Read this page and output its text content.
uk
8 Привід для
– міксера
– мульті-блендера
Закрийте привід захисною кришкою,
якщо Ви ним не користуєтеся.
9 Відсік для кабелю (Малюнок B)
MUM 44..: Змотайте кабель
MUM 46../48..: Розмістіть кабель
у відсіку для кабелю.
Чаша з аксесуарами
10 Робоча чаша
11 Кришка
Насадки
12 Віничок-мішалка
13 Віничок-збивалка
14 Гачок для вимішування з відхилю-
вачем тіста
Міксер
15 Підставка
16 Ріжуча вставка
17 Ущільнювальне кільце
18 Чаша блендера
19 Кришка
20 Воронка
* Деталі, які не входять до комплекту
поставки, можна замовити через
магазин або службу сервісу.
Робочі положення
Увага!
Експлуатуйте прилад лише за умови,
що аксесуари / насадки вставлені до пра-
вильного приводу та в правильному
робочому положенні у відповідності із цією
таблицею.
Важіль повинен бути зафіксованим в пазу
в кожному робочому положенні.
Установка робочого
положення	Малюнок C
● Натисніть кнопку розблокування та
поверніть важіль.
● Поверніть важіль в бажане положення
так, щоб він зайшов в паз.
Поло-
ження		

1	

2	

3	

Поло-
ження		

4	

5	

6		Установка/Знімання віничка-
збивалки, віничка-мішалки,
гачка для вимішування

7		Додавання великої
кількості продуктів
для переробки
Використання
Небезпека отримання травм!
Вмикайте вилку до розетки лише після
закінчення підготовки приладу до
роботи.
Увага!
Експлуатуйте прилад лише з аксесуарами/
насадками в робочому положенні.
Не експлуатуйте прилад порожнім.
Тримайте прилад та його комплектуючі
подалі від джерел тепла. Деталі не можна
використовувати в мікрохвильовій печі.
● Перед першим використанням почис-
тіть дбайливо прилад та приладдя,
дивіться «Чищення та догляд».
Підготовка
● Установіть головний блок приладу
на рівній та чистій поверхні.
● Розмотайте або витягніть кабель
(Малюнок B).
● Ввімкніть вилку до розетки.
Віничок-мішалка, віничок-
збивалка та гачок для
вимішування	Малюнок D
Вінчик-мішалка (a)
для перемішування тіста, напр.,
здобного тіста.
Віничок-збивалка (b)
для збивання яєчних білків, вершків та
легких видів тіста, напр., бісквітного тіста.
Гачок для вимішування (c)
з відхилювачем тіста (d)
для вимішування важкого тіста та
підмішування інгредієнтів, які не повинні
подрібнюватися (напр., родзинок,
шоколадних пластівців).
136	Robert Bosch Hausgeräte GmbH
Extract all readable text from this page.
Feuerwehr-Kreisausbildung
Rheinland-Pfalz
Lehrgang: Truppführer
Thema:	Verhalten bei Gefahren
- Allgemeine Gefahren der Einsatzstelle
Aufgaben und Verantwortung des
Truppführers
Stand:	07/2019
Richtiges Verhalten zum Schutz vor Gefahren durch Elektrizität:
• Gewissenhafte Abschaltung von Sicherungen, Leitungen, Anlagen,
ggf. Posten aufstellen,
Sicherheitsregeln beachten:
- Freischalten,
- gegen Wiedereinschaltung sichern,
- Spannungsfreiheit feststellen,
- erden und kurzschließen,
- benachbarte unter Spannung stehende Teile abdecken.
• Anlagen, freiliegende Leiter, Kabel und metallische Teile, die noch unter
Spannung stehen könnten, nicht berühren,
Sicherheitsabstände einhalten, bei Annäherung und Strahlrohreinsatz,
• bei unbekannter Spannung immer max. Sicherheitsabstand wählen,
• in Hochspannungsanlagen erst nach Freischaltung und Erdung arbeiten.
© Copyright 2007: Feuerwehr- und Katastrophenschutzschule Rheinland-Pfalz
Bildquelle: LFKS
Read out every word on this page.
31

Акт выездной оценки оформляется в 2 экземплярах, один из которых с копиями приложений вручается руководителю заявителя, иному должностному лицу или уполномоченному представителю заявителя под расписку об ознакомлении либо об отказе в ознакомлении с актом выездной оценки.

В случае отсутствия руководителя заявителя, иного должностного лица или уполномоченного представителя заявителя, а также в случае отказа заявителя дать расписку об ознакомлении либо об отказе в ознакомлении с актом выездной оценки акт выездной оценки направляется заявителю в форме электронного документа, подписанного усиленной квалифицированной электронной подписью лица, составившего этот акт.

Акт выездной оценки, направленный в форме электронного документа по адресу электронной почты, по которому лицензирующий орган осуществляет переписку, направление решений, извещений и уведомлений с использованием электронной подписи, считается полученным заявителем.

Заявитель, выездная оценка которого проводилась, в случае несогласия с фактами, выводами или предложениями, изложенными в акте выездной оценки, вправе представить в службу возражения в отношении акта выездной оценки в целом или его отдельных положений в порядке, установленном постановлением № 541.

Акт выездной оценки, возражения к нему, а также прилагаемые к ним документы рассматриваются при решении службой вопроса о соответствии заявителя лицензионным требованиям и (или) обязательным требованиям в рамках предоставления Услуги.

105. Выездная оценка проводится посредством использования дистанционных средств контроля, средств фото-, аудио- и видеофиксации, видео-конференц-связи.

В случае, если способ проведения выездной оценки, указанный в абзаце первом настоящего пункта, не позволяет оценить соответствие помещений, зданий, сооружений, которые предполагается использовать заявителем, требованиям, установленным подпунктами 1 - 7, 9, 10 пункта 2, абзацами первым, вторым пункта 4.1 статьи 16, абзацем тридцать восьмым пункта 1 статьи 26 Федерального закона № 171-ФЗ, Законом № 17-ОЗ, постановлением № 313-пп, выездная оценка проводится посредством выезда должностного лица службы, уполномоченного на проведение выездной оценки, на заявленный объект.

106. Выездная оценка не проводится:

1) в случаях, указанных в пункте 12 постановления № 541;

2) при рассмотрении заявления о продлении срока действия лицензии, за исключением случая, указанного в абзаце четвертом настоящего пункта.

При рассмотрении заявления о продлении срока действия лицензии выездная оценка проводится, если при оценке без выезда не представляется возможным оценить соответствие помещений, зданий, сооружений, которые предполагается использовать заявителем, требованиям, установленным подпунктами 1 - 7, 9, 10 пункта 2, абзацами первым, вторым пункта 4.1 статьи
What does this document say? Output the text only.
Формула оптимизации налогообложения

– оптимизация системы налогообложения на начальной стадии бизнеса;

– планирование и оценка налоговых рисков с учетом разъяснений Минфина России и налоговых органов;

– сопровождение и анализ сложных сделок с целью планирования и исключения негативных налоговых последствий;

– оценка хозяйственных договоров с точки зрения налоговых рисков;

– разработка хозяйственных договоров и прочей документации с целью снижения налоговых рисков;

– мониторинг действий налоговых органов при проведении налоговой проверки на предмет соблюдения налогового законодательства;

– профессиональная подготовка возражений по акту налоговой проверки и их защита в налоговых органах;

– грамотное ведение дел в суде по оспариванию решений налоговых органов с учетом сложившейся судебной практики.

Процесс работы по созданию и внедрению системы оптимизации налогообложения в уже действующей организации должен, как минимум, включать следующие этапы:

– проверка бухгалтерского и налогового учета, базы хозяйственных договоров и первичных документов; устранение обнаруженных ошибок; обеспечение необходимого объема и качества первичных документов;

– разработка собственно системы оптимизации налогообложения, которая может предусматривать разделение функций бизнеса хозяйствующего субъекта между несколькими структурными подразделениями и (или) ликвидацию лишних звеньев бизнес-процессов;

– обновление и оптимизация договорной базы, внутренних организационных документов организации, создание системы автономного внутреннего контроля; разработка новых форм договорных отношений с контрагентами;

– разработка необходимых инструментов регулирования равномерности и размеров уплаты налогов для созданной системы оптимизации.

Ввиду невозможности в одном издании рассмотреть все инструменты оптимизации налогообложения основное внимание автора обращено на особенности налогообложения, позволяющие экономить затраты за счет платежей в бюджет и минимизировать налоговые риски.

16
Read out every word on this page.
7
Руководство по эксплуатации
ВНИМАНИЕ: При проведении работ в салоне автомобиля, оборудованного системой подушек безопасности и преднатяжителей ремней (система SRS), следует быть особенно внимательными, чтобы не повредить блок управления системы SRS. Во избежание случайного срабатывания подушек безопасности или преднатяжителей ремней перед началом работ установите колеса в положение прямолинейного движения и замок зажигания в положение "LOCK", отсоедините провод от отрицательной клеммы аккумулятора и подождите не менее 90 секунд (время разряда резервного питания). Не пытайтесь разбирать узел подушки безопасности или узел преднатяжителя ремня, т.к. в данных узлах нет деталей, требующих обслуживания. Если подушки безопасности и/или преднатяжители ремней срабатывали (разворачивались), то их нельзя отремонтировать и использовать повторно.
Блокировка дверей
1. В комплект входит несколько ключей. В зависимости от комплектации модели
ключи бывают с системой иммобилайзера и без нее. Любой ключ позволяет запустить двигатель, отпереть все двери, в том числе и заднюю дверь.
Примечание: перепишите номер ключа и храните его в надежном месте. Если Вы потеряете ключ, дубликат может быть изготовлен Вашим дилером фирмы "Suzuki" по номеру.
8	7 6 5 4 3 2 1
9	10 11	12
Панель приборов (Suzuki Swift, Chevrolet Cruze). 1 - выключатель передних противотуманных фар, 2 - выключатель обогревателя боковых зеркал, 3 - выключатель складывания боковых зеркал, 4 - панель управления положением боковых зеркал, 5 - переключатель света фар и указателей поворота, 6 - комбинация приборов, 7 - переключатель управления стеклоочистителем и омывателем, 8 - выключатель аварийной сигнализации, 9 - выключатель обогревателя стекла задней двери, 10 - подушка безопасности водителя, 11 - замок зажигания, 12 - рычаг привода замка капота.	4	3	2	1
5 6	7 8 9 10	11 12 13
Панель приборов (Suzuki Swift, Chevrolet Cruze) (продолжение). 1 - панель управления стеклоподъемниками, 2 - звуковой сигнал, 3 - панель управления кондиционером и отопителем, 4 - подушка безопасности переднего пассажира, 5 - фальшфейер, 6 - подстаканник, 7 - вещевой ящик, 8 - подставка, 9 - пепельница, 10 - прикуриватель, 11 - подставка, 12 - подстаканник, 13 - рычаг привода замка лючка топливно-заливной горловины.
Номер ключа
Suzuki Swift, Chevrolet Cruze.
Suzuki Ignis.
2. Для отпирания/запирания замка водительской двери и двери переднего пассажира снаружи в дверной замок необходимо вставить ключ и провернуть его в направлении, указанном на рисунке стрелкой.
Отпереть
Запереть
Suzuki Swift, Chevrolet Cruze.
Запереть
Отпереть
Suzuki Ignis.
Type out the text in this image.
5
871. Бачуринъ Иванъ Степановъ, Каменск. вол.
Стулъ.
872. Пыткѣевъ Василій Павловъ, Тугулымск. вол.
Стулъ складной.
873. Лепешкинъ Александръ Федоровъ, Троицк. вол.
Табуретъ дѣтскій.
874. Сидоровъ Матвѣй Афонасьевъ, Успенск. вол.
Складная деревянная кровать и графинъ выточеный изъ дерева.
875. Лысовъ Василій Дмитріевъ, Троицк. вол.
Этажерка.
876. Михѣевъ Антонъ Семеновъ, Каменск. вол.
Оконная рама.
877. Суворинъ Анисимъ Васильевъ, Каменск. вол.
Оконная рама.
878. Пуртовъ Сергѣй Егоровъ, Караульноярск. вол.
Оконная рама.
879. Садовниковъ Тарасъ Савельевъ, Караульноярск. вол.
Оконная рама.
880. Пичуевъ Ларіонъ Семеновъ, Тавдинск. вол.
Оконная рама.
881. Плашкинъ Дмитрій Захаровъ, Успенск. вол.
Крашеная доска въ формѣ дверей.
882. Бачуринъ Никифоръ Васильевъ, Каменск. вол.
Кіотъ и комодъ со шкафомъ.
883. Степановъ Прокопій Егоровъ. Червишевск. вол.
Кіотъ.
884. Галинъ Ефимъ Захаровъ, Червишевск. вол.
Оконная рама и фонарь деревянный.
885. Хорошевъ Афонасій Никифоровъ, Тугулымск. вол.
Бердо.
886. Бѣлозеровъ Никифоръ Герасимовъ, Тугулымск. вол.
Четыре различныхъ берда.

▶ Required task: Look for the word "органов" in every line of the listing and copy the lines that have it.

▶ Result for this exercise:
– планирование и оценка налоговых рисков с учетом разъяснений Минфина России и налоговых органов;
– мониторинг действий налоговых органов при проведении налоговой проверки на предмет соблюдения налогового законодательства;
– грамотное ведение дел в суде по оспариванию решений налоговых органов с учетом сложившейся судебной практики.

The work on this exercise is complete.